(Entries with figure data)
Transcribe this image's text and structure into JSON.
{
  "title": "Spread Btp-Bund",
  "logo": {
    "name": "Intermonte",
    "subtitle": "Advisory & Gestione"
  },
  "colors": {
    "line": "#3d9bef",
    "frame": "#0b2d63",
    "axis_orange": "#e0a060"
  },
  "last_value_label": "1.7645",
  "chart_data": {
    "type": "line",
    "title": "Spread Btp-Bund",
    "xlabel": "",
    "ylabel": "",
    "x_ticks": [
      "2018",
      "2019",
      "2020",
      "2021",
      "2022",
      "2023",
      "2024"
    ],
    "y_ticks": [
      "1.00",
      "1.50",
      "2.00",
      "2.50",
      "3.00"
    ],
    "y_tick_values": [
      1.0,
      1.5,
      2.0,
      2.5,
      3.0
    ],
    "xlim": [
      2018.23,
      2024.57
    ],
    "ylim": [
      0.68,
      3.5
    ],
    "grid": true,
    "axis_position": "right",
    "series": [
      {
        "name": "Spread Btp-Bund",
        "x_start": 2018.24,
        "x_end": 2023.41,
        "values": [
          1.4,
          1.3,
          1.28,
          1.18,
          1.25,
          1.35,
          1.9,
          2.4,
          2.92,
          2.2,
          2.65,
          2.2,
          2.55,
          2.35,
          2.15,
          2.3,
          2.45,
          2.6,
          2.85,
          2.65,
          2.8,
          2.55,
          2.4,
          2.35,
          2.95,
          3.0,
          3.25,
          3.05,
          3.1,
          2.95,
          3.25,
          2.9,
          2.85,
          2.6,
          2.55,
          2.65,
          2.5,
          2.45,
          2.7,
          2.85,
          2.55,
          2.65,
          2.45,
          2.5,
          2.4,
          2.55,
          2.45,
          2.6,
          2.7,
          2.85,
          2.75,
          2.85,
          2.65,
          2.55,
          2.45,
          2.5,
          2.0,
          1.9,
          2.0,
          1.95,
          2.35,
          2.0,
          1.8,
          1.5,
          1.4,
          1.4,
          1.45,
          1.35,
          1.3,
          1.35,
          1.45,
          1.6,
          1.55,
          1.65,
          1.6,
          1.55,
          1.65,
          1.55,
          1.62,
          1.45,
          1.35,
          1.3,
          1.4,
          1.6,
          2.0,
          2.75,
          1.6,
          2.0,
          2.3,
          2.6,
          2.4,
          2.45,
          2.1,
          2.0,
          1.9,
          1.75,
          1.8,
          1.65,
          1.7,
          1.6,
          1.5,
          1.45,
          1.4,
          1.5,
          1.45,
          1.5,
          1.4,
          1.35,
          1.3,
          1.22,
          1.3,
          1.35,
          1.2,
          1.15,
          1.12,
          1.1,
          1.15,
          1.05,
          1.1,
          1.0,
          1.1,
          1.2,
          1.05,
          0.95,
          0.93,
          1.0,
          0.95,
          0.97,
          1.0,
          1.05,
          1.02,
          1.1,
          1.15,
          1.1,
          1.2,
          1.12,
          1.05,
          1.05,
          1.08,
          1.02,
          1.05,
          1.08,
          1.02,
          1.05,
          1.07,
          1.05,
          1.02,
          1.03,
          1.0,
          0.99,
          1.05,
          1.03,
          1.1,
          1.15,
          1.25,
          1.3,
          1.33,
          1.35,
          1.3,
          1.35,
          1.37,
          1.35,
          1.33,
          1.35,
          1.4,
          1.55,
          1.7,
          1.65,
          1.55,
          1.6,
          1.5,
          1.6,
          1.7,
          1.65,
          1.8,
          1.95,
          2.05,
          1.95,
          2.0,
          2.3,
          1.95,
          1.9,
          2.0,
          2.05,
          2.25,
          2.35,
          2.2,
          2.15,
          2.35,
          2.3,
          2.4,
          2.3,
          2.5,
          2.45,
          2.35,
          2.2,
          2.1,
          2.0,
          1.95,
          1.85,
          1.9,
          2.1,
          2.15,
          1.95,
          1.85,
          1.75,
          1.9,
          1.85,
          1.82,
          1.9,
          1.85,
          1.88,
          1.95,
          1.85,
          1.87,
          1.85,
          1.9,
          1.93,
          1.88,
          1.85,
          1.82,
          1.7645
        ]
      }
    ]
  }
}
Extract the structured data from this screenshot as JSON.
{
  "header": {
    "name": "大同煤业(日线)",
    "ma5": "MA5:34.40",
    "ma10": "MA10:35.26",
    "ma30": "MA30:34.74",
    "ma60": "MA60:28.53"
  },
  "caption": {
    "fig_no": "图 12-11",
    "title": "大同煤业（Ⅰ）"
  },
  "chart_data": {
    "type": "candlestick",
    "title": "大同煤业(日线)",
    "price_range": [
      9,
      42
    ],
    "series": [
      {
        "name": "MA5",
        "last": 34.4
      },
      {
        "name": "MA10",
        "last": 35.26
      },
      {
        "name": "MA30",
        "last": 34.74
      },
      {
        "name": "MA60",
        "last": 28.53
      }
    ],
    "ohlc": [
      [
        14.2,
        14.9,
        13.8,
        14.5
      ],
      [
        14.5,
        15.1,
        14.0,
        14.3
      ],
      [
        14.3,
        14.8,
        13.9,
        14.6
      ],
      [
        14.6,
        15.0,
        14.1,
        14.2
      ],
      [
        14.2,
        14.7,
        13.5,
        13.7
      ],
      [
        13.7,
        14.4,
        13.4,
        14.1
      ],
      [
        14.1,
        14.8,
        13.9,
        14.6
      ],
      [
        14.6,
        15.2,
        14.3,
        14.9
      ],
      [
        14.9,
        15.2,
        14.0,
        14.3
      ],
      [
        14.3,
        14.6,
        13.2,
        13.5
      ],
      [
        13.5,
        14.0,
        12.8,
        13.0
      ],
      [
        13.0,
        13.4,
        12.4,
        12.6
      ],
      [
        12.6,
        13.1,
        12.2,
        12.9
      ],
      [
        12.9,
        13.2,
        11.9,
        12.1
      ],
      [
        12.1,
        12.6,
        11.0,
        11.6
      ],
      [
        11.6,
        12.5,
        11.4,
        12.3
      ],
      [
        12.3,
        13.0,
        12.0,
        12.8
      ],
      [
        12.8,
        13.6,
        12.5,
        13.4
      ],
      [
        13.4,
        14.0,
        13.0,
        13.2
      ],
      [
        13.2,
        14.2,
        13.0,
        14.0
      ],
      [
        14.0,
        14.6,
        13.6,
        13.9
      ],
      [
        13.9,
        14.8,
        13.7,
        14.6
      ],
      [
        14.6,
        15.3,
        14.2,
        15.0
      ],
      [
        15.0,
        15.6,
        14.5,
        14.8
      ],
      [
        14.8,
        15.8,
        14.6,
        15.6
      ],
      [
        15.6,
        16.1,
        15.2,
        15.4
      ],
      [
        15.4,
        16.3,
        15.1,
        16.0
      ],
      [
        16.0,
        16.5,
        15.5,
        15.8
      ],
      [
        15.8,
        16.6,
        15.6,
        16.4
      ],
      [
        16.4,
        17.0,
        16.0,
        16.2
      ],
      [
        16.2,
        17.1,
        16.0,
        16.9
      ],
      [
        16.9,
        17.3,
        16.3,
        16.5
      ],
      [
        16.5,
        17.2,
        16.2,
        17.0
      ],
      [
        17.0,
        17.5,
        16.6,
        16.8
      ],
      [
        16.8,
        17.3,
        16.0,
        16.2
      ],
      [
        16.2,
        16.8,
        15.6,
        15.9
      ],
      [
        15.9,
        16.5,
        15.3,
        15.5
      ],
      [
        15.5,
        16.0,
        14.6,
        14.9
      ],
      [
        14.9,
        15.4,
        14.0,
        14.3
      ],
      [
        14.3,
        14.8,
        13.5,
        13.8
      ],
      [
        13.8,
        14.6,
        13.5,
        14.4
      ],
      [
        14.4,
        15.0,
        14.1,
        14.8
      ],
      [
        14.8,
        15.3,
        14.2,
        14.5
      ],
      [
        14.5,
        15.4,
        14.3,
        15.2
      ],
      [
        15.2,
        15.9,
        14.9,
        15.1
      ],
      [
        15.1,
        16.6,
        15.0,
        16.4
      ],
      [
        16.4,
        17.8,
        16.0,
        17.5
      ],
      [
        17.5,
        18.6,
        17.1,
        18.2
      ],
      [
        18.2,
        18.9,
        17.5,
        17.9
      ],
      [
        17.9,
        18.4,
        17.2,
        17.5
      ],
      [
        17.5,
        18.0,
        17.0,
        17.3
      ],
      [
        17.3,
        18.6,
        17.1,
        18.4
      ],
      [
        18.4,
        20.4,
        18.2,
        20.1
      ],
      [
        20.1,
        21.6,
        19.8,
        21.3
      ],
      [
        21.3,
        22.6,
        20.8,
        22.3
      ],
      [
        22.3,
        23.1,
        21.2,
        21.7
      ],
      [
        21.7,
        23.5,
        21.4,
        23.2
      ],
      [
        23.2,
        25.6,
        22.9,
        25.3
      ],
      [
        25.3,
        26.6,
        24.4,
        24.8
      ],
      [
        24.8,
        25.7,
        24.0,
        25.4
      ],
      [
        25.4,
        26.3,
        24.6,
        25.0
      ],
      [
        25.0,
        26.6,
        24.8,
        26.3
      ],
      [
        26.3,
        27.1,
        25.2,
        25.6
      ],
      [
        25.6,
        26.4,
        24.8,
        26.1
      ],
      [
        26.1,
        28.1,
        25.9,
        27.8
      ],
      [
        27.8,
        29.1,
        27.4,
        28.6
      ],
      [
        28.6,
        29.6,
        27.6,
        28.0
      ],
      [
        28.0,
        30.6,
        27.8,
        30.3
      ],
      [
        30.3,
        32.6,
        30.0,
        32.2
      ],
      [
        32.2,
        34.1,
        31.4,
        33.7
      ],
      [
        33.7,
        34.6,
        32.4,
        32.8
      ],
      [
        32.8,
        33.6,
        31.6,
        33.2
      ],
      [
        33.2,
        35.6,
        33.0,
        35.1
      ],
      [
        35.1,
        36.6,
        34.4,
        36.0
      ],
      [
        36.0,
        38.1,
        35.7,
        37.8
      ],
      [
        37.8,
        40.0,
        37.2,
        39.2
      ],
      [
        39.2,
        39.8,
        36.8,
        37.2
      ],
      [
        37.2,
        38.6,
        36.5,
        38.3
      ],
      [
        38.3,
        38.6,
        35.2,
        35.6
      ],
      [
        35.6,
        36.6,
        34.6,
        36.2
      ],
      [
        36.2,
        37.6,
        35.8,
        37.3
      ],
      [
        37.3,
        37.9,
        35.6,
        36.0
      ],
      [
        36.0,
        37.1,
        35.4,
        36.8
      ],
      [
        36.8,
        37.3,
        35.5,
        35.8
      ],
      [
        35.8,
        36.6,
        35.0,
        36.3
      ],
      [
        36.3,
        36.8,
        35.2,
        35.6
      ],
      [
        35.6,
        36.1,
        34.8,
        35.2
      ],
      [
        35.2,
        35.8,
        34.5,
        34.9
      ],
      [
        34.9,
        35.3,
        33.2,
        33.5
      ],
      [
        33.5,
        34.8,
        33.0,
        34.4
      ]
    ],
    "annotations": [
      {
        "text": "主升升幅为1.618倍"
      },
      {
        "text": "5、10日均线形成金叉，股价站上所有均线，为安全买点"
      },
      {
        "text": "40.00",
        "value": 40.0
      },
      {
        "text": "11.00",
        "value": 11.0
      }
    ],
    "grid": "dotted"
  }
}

→ **TO BE DONE**: Pick out each line containing the string "text" and copy it.

→ **EXERCISE SOLUTION**:
Transcribe this image's text and structure into JSON.
        "text": "主升升幅为1.618倍"
        "text": "5、10日均线形成金叉，股价站上所有均线，为安全买点"
        "text": "40.00",
        "text": "11.00",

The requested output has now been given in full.